### Goal
Write out the listing below without alteration, omitting its pictures.

### Information supplied
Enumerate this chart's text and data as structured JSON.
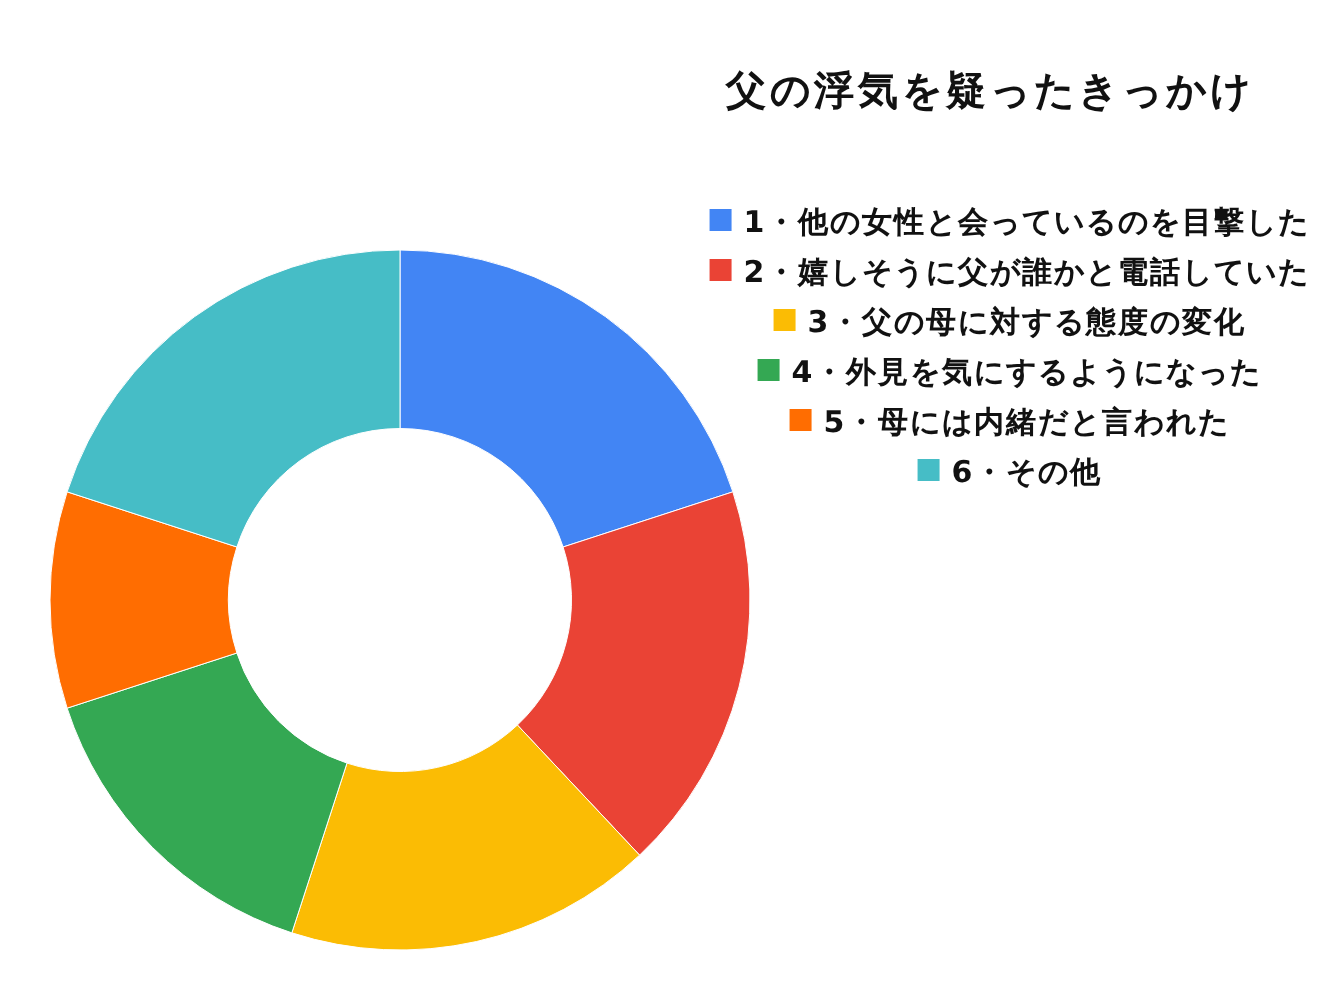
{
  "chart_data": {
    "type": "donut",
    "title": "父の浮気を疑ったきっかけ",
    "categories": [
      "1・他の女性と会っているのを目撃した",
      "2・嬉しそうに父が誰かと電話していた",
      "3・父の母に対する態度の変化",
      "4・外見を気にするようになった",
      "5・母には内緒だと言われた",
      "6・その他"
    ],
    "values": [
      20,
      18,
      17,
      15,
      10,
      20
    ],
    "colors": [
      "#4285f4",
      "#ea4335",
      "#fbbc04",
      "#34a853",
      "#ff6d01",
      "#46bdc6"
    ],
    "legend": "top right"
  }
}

### Full solution
Enumerate this chart's text and data as structured JSON.
{
  "chart_data": {
    "type": "donut",
    "title": "父の浮気を疑ったきっかけ",
    "categories": [
      "1・他の女性と会っているのを目撃した",
      "2・嬉しそうに父が誰かと電話していた",
      "3・父の母に対する態度の変化",
      "4・外見を気にするようになった",
      "5・母には内緒だと言われた",
      "6・その他"
    ],
    "values": [
      20,
      18,
      17,
      15,
      10,
      20
    ],
    "colors": [
      "#4285f4",
      "#ea4335",
      "#fbbc04",
      "#34a853",
      "#ff6d01",
      "#46bdc6"
    ],
    "legend": "top right"
  }
}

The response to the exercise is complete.